--- Provided records ---

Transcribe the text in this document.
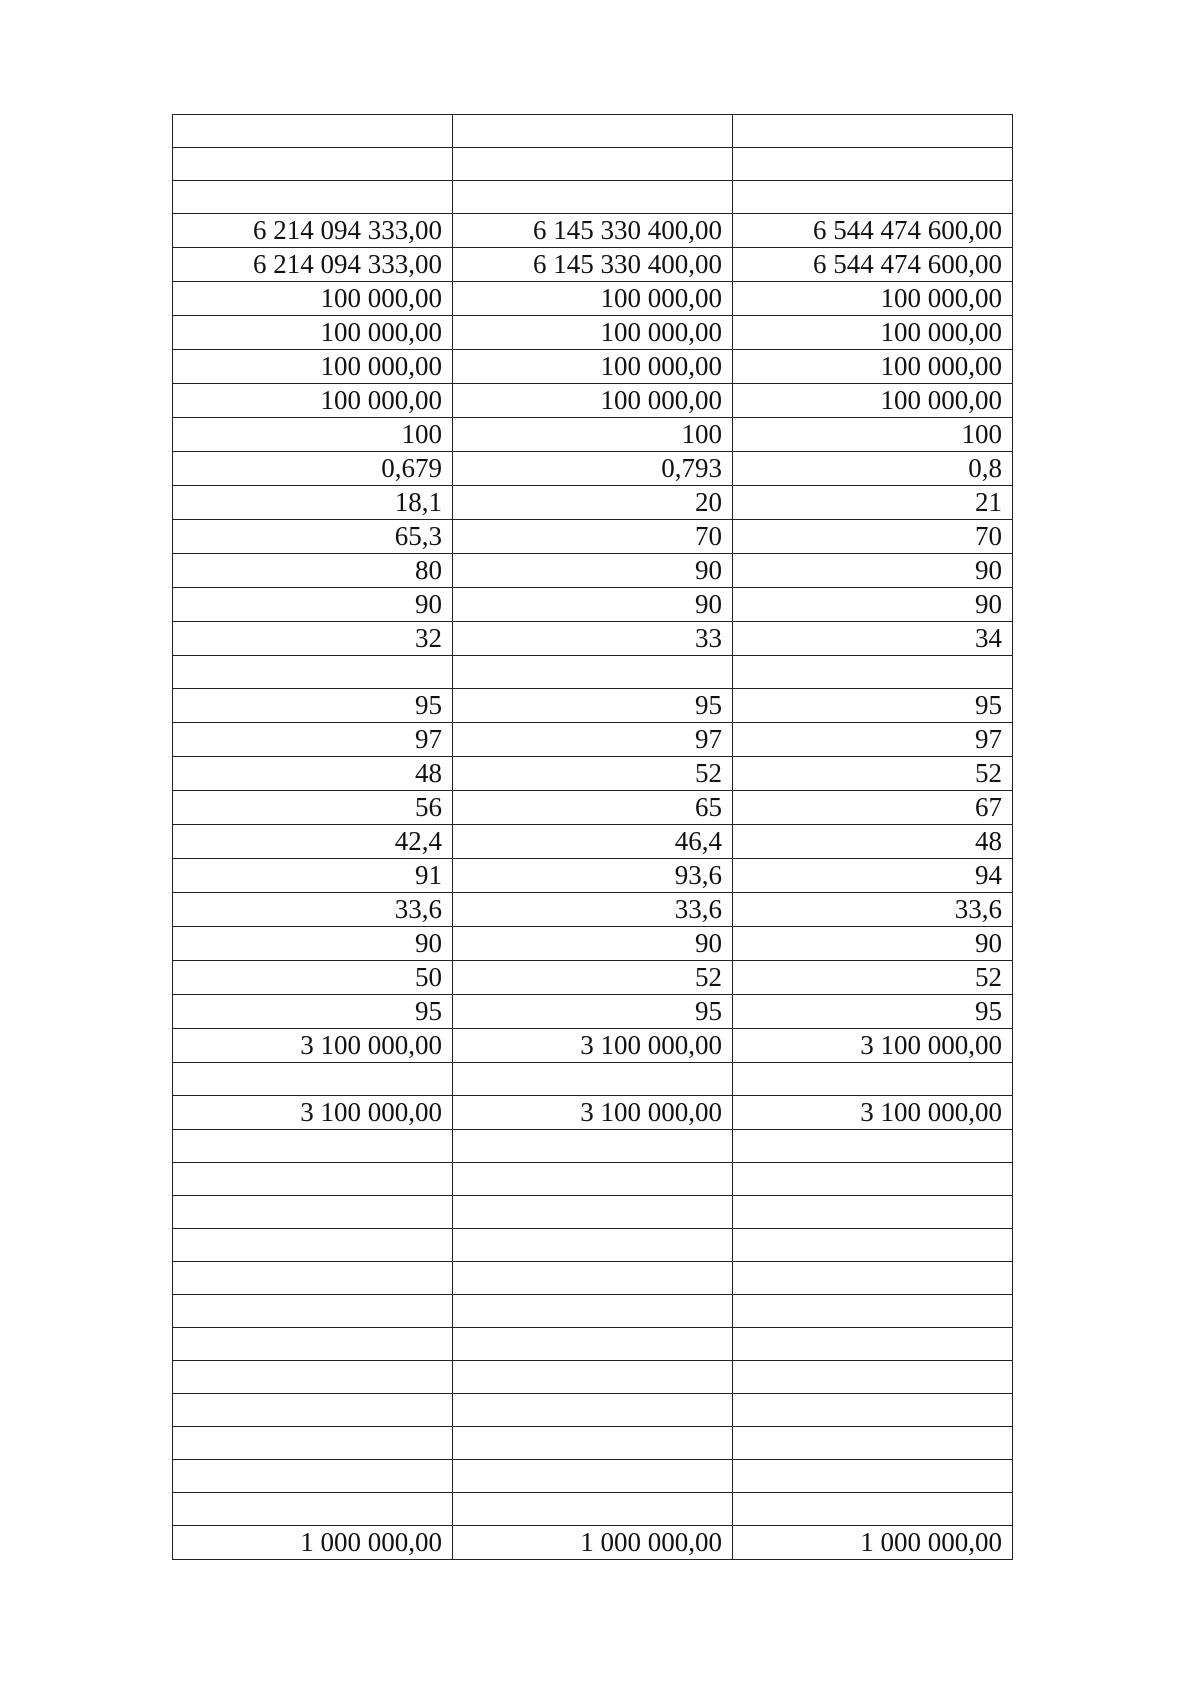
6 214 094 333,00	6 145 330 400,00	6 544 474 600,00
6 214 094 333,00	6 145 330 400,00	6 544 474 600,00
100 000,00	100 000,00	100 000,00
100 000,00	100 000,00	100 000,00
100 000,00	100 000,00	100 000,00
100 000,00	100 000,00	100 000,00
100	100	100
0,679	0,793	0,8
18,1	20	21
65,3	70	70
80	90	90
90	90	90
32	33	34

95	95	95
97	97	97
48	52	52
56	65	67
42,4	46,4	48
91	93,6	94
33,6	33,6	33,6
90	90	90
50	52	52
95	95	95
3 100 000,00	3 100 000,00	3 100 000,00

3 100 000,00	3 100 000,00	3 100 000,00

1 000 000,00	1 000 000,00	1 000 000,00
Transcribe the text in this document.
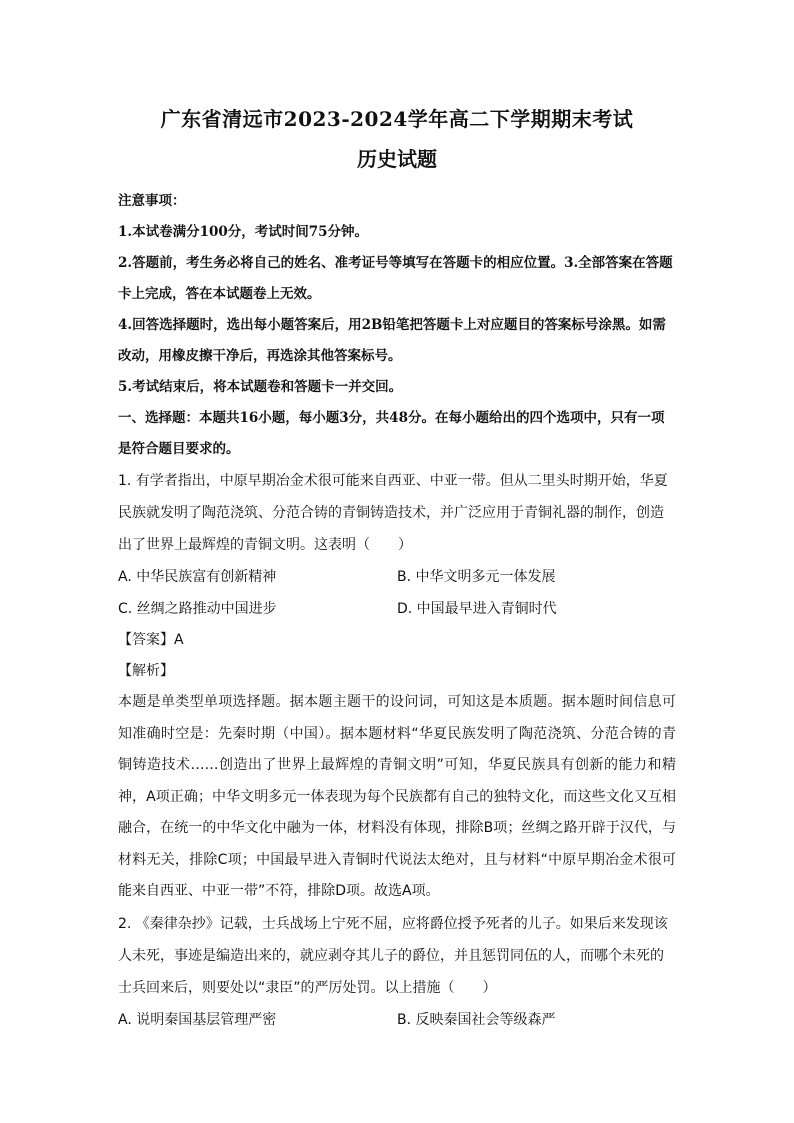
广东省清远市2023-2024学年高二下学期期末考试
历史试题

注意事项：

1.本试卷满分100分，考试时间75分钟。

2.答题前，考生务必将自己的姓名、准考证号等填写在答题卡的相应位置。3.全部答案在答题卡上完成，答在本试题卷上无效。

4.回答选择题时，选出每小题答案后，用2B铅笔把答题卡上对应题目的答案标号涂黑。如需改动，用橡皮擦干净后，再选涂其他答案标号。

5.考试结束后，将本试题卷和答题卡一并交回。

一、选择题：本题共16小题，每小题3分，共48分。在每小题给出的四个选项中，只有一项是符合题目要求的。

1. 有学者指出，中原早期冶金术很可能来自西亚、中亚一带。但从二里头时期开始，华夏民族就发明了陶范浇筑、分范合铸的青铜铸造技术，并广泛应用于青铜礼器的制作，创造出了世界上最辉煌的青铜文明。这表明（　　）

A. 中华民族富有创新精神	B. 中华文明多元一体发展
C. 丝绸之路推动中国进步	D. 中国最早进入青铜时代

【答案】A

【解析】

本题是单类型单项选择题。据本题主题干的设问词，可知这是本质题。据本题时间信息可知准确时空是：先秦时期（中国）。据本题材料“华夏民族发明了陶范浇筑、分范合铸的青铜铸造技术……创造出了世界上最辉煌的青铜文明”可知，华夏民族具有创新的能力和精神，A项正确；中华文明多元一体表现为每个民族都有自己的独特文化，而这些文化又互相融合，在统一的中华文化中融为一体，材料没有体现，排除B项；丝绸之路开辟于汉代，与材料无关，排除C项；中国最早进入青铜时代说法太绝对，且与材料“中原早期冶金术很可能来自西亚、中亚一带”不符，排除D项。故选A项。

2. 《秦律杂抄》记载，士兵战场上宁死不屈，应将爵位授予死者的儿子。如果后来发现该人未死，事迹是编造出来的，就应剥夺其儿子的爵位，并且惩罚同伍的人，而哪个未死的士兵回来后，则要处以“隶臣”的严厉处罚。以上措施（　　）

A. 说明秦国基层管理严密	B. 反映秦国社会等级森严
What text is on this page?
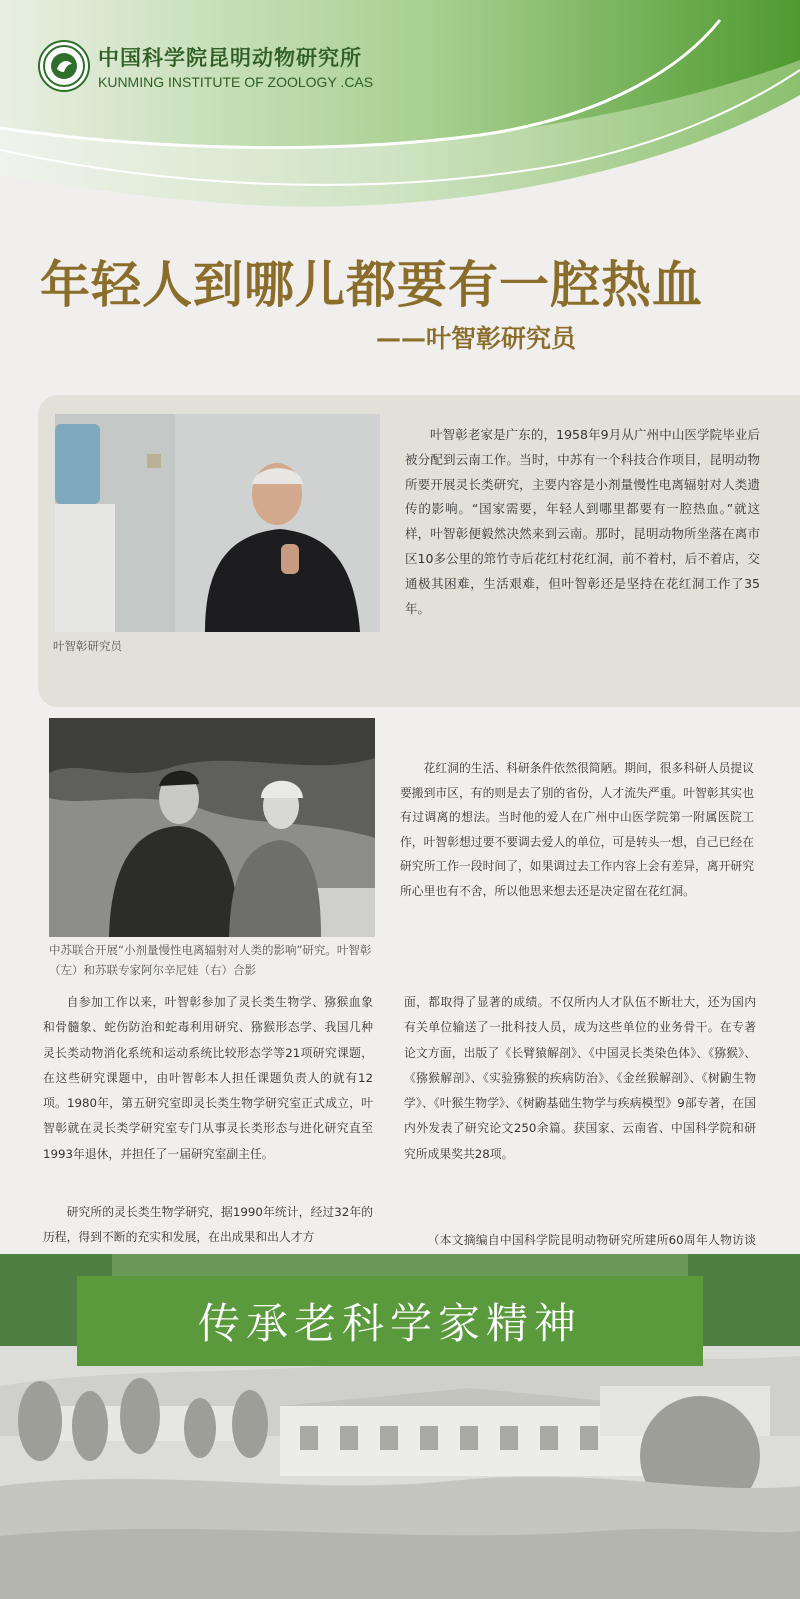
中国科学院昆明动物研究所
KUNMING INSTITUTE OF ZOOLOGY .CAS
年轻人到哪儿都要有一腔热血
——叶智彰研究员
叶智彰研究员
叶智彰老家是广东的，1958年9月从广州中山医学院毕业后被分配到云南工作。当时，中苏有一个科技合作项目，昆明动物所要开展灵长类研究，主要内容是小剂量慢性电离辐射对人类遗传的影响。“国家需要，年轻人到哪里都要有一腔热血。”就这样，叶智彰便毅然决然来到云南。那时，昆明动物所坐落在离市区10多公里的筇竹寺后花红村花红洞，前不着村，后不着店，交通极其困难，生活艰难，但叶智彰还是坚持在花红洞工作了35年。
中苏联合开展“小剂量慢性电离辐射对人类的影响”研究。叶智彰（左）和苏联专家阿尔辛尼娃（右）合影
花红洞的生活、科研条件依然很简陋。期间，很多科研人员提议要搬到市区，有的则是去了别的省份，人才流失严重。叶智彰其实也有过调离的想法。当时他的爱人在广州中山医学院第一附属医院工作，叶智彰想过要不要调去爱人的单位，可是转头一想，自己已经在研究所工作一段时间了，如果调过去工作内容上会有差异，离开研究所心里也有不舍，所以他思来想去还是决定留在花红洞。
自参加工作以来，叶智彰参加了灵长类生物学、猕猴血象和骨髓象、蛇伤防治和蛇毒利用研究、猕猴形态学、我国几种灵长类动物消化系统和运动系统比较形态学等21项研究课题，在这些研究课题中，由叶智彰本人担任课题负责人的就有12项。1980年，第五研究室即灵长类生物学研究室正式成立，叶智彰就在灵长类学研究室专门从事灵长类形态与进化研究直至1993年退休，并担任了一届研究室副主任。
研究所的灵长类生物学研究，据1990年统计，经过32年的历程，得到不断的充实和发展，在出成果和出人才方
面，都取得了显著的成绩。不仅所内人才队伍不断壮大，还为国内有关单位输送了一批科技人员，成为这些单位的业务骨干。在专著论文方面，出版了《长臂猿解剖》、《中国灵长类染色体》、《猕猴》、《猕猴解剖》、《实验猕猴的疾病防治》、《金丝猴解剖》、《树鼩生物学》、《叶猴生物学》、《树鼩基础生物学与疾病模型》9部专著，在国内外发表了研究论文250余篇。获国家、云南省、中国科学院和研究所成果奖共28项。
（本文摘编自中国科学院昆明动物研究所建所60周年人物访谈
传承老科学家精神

---

▸ Written instruction: Copy all lines from the data that hold the word "创造出了世界上最辉煌的青铜文明".

▸ Full response:
1. 有学者指出，中原早期冶金术很可能来自西亚、中亚一带。但从二里头时期开始，华夏民族就发明了陶范浇筑、分范合铸的青铜铸造技术，并广泛应用于青铜礼器的制作，创造出了世界上最辉煌的青铜文明。这表明（　　）
本题是单类型单项选择题。据本题主题干的设问词，可知这是本质题。据本题时间信息可知准确时空是：先秦时期（中国）。据本题材料“华夏民族发明了陶范浇筑、分范合铸的青铜铸造技术……创造出了世界上最辉煌的青铜文明”可知，华夏民族具有创新的能力和精神，A项正确；中华文明多元一体表现为每个民族都有自己的独特文化，而这些文化又互相融合，在统一的中华文化中融为一体，材料没有体现，排除B项；丝绸之路开辟于汉代，与材料无关，排除C项；中国最早进入青铜时代说法太绝对，且与材料“中原早期冶金术很可能来自西亚、中亚一带”不符，排除D项。故选A项。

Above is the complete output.